> **Directions for this task**
Reproduce word for word every line of the records, starting with the very first line and going on through the line that contains "y-axis [95,12,102,405]", with both of those lines included.

* begin Data *

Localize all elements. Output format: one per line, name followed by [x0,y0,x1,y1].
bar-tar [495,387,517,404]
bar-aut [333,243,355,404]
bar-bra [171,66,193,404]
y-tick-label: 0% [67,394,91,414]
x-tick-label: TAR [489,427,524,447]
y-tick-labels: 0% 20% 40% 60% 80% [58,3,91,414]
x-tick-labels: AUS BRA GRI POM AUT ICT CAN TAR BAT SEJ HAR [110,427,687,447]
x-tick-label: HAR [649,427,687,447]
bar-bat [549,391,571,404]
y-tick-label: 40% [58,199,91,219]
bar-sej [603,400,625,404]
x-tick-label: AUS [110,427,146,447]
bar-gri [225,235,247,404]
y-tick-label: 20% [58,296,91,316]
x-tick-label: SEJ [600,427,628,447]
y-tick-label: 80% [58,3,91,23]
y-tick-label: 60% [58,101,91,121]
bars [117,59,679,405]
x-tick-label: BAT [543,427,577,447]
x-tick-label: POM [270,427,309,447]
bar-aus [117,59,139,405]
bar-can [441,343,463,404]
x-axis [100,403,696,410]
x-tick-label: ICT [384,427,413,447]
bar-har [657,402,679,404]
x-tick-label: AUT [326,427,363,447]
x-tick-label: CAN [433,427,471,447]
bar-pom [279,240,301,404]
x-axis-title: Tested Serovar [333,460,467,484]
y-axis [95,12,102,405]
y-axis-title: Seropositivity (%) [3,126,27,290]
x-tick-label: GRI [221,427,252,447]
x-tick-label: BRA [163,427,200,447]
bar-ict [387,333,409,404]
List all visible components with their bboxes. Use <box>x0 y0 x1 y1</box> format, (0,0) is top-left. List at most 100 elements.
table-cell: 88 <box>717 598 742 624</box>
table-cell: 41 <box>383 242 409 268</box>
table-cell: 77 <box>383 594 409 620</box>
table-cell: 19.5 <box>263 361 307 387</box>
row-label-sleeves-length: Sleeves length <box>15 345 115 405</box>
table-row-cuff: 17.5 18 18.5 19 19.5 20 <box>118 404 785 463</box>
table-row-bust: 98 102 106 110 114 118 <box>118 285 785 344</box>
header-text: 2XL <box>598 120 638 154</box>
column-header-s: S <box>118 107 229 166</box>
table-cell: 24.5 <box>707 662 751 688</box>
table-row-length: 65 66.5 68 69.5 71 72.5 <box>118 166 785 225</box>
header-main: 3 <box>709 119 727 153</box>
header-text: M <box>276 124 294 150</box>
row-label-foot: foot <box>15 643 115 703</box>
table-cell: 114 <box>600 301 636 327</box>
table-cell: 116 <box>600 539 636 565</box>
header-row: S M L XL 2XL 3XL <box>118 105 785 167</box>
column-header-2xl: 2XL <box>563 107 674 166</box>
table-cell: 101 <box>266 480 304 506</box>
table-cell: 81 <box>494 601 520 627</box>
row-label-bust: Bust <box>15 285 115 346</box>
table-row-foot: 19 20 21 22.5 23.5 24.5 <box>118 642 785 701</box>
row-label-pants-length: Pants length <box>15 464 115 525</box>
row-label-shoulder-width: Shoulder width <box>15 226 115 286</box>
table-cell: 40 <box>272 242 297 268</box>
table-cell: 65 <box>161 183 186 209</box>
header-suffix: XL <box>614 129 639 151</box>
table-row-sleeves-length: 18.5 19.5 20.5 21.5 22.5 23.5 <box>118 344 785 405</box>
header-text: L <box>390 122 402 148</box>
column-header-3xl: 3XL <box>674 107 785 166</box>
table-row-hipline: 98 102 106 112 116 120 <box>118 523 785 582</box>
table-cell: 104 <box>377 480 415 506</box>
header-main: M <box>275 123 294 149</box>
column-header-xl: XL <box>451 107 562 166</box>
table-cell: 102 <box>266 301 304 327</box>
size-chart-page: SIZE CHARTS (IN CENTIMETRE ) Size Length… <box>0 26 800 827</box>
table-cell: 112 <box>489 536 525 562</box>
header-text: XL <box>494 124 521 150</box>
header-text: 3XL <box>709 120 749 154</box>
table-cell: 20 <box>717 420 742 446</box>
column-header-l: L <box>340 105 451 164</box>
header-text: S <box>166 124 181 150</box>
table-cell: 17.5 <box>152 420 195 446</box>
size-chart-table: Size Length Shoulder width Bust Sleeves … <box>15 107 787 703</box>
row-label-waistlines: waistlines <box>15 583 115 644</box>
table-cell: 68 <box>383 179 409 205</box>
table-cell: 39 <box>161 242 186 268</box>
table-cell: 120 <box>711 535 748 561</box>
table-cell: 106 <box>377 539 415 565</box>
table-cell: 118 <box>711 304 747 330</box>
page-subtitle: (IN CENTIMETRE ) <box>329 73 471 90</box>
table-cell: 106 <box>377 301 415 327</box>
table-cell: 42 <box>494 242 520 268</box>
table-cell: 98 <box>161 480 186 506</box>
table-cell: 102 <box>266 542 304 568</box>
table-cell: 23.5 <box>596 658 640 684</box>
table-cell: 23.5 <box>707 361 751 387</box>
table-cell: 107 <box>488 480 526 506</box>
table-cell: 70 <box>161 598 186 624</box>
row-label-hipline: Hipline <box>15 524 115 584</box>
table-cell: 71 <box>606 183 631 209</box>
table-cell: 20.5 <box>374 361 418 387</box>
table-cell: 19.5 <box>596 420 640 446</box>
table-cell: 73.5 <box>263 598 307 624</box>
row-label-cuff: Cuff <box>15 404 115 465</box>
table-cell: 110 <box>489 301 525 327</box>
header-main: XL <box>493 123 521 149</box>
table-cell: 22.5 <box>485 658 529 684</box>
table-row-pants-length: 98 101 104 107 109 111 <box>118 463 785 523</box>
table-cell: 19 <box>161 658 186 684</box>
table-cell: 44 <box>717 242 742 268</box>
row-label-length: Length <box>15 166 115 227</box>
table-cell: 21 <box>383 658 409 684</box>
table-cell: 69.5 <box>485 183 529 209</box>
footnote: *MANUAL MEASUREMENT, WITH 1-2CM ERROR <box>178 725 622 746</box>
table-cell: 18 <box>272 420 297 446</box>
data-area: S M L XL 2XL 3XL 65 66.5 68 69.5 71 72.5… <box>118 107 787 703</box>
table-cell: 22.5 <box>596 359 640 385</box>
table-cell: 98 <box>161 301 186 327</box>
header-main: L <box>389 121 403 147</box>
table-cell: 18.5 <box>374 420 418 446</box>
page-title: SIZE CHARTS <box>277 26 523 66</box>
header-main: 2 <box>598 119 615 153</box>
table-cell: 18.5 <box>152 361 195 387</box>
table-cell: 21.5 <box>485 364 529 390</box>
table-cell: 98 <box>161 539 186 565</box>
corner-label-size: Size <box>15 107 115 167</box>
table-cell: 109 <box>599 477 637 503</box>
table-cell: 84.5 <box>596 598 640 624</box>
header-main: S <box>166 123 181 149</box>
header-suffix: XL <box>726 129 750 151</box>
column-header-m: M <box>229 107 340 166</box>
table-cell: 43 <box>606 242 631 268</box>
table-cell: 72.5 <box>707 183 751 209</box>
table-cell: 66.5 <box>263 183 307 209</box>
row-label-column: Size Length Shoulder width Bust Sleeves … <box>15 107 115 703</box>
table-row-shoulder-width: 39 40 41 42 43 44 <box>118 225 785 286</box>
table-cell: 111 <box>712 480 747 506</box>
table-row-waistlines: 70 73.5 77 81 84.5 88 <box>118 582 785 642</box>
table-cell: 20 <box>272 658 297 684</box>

* end Data *

> **Finished answer**
Localize all elements. Output format: one per line, name followed by [x0,y0,x1,y1].
bar-tar [495,387,517,404]
bar-aut [333,243,355,404]
bar-bra [171,66,193,404]
y-tick-label: 0% [67,394,91,414]
x-tick-label: TAR [489,427,524,447]
y-tick-labels: 0% 20% 40% 60% 80% [58,3,91,414]
x-tick-labels: AUS BRA GRI POM AUT ICT CAN TAR BAT SEJ HAR [110,427,687,447]
x-tick-label: HAR [649,427,687,447]
bar-bat [549,391,571,404]
y-tick-label: 40% [58,199,91,219]
bar-sej [603,400,625,404]
x-tick-label: AUS [110,427,146,447]
bar-gri [225,235,247,404]
y-tick-label: 20% [58,296,91,316]
x-tick-label: SEJ [600,427,628,447]
y-tick-label: 80% [58,3,91,23]
y-tick-label: 60% [58,101,91,121]
bars [117,59,679,405]
x-tick-label: BAT [543,427,577,447]
x-tick-label: POM [270,427,309,447]
bar-aus [117,59,139,405]
bar-can [441,343,463,404]
x-axis [100,403,696,410]
x-tick-label: ICT [384,427,413,447]
bar-har [657,402,679,404]
x-tick-label: AUT [326,427,363,447]
x-tick-label: CAN [433,427,471,447]
bar-pom [279,240,301,404]
x-axis-title: Tested Serovar [333,460,467,484]
y-axis [95,12,102,405]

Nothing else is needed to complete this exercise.